▸ EXERCISE TASK
Please output every line of the material as it stands, without the pictures.

▸ SUPPLIED MATERIAL

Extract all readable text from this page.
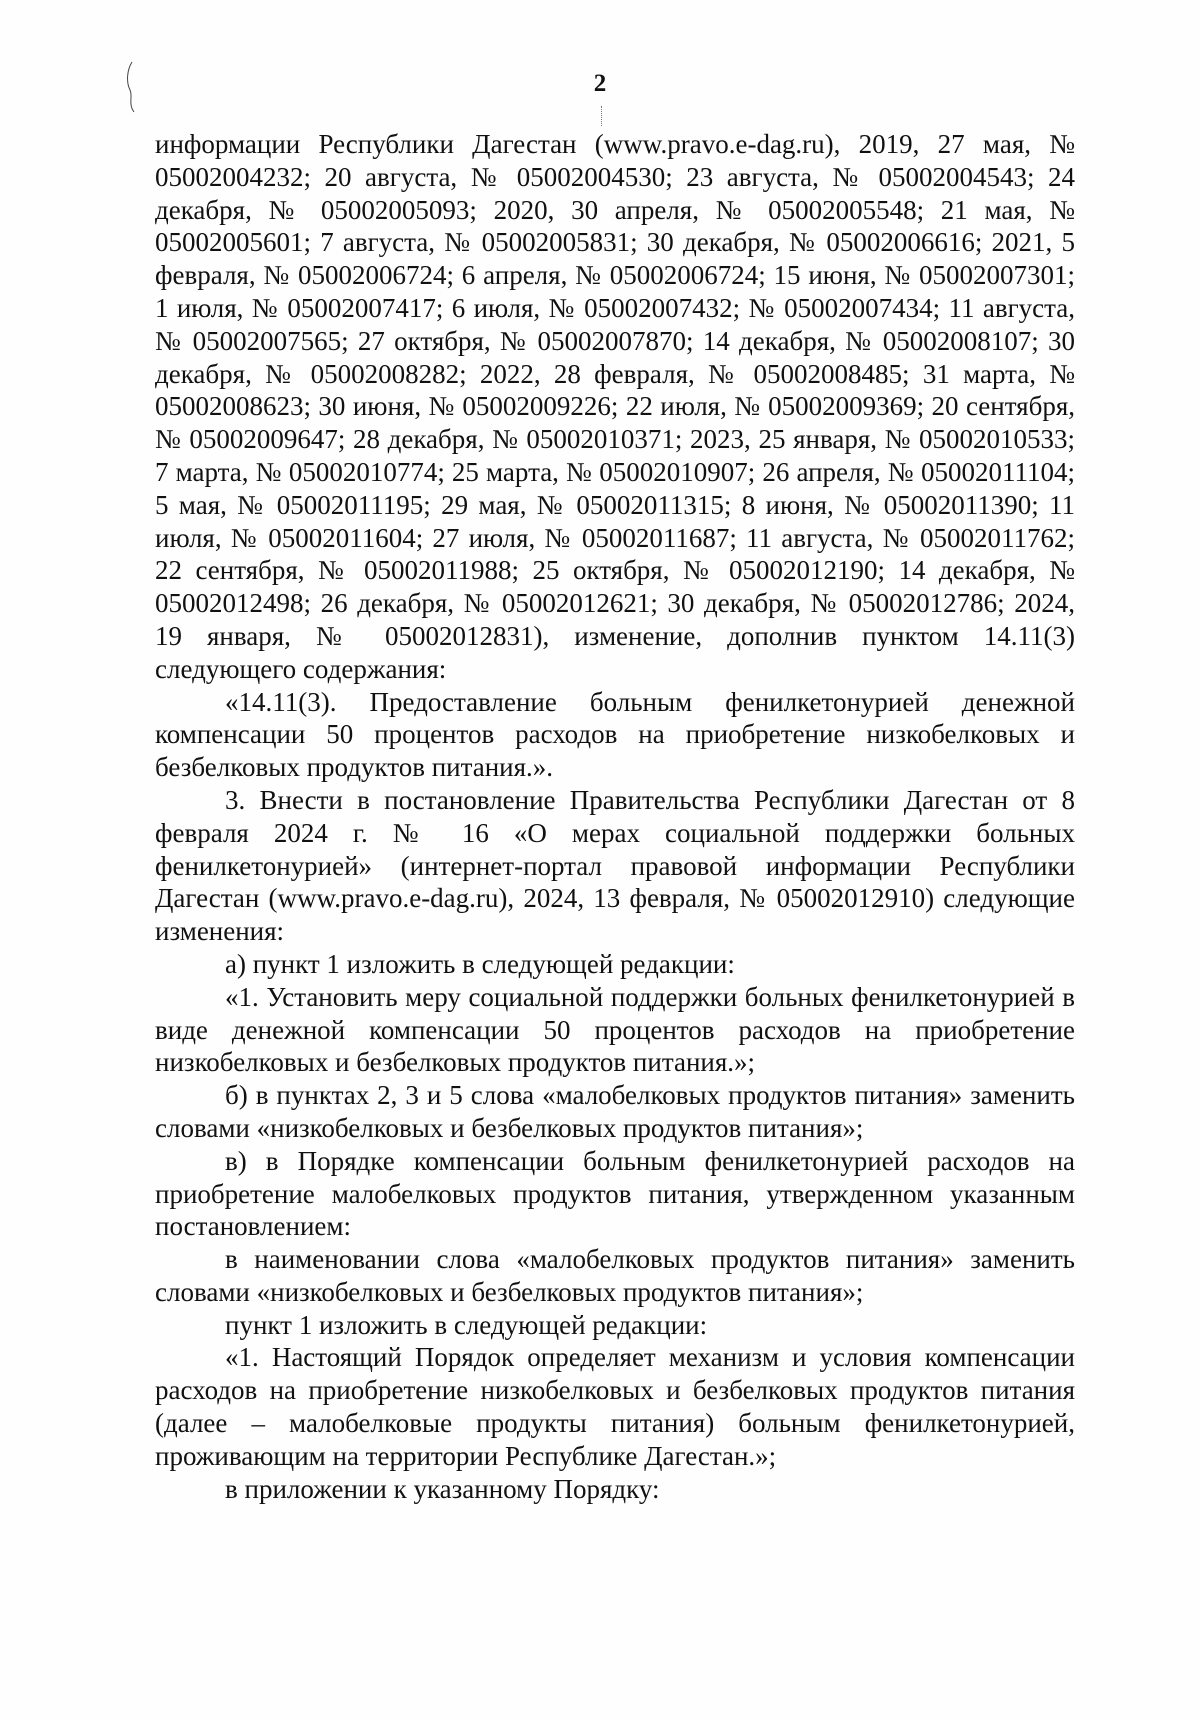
2

информации Республики Дагестан (www.pravo.e-dag.ru), 2019, 27 мая, № 05002004232; 20 августа, № 05002004530; 23 августа, № 05002004543; 24 декабря, № 05002005093; 2020, 30 апреля, № 05002005548; 21 мая, № 05002005601; 7 августа, № 05002005831; 30 декабря, № 05002006616; 2021, 5 февраля, № 05002006724; 6 апреля, № 05002006724; 15 июня, № 05002007301; 1 июля, № 05002007417; 6 июля, № 05002007432; № 05002007434; 11 августа, № 05002007565; 27 октября, № 05002007870; 14 декабря, № 05002008107; 30 декабря, № 05002008282; 2022, 28 февраля, № 05002008485; 31 марта, № 05002008623; 30 июня, № 05002009226; 22 июля, № 05002009369; 20 сентября, № 05002009647; 28 декабря, № 05002010371; 2023, 25 января, № 05002010533; 7 марта, № 05002010774; 25 марта, № 05002010907; 26 апреля, № 05002011104; 5 мая, № 05002011195; 29 мая, № 05002011315; 8 июня, № 05002011390; 11 июля, № 05002011604; 27 июля, № 05002011687; 11 августа, № 05002011762; 22 сентября, № 05002011988; 25 октября, № 05002012190; 14 декабря, № 05002012498; 26 декабря, № 05002012621; 30 декабря, № 05002012786; 2024, 19 января, № 05002012831), изменение, дополнив пунктом 14.11(3) следующего содержания:

«14.11(3). Предоставление больным фенилкетонурией денежной компенсации 50 процентов расходов на приобретение низкобелковых и безбелковых продуктов питания.».

3. Внести в постановление Правительства Республики Дагестан от 8 февраля 2024 г. № 16 «О мерах социальной поддержки больных фенилкетонурией» (интернет-портал правовой информации Республики Дагестан (www.pravo.e-dag.ru), 2024, 13 февраля, № 05002012910) следующие изменения:

а) пункт 1 изложить в следующей редакции:

«1. Установить меру социальной поддержки больных фенилкетонурией в виде денежной компенсации 50 процентов расходов на приобретение низкобелковых и безбелковых продуктов питания.»;

б) в пунктах 2, 3 и 5 слова «малобелковых продуктов питания» заменить словами «низкобелковых и безбелковых продуктов питания»;

в) в Порядке компенсации больным фенилкетонурией расходов на приобретение малобелковых продуктов питания, утвержденном указанным постановлением:

в наименовании слова «малобелковых продуктов питания» заменить словами «низкобелковых и безбелковых продуктов питания»;

пункт 1 изложить в следующей редакции:

«1. Настоящий Порядок определяет механизм и условия компенсации расходов на приобретение низкобелковых и безбелковых продуктов питания (далее – малобелковые продукты питания) больным фенилкетонурией, проживающим на территории Республике Дагестан.»;

в приложении к указанному Порядку:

▸ WORKED ANSWER
Extract all readable text from this page.
2

информации Республики Дагестан (www.pravo.e-dag.ru), 2019, 27 мая, № 05002004232; 20 августа, № 05002004530; 23 августа, № 05002004543; 24 декабря, № 05002005093; 2020, 30 апреля, № 05002005548; 21 мая, № 05002005601; 7 августа, № 05002005831; 30 декабря, № 05002006616; 2021, 5 февраля, № 05002006724; 6 апреля, № 05002006724; 15 июня, № 05002007301; 1 июля, № 05002007417; 6 июля, № 05002007432; № 05002007434; 11 августа, № 05002007565; 27 октября, № 05002007870; 14 декабря, № 05002008107; 30 декабря, № 05002008282; 2022, 28 февраля, № 05002008485; 31 марта, № 05002008623; 30 июня, № 05002009226; 22 июля, № 05002009369; 20 сентября, № 05002009647; 28 декабря, № 05002010371; 2023, 25 января, № 05002010533; 7 марта, № 05002010774; 25 марта, № 05002010907; 26 апреля, № 05002011104; 5 мая, № 05002011195; 29 мая, № 05002011315; 8 июня, № 05002011390; 11 июля, № 05002011604; 27 июля, № 05002011687; 11 августа, № 05002011762; 22 сентября, № 05002011988; 25 октября, № 05002012190; 14 декабря, № 05002012498; 26 декабря, № 05002012621; 30 декабря, № 05002012786; 2024, 19 января, № 05002012831), изменение, дополнив пунктом 14.11(3) следующего содержания:

«14.11(3). Предоставление больным фенилкетонурией денежной компенсации 50 процентов расходов на приобретение низкобелковых и безбелковых продуктов питания.».

3. Внести в постановление Правительства Республики Дагестан от 8 февраля 2024 г. № 16 «О мерах социальной поддержки больных фенилкетонурией» (интернет-портал правовой информации Республики Дагестан (www.pravo.e-dag.ru), 2024, 13 февраля, № 05002012910) следующие изменения:

а) пункт 1 изложить в следующей редакции:

«1. Установить меру социальной поддержки больных фенилкетонурией в виде денежной компенсации 50 процентов расходов на приобретение низкобелковых и безбелковых продуктов питания.»;

б) в пунктах 2, 3 и 5 слова «малобелковых продуктов питания» заменить словами «низкобелковых и безбелковых продуктов питания»;

в) в Порядке компенсации больным фенилкетонурией расходов на приобретение малобелковых продуктов питания, утвержденном указанным постановлением:

в наименовании слова «малобелковых продуктов питания» заменить словами «низкобелковых и безбелковых продуктов питания»;

пункт 1 изложить в следующей редакции:

«1. Настоящий Порядок определяет механизм и условия компенсации расходов на приобретение низкобелковых и безбелковых продуктов питания (далее – малобелковые продукты питания) больным фенилкетонурией, проживающим на территории Республике Дагестан.»;

в приложении к указанному Порядку:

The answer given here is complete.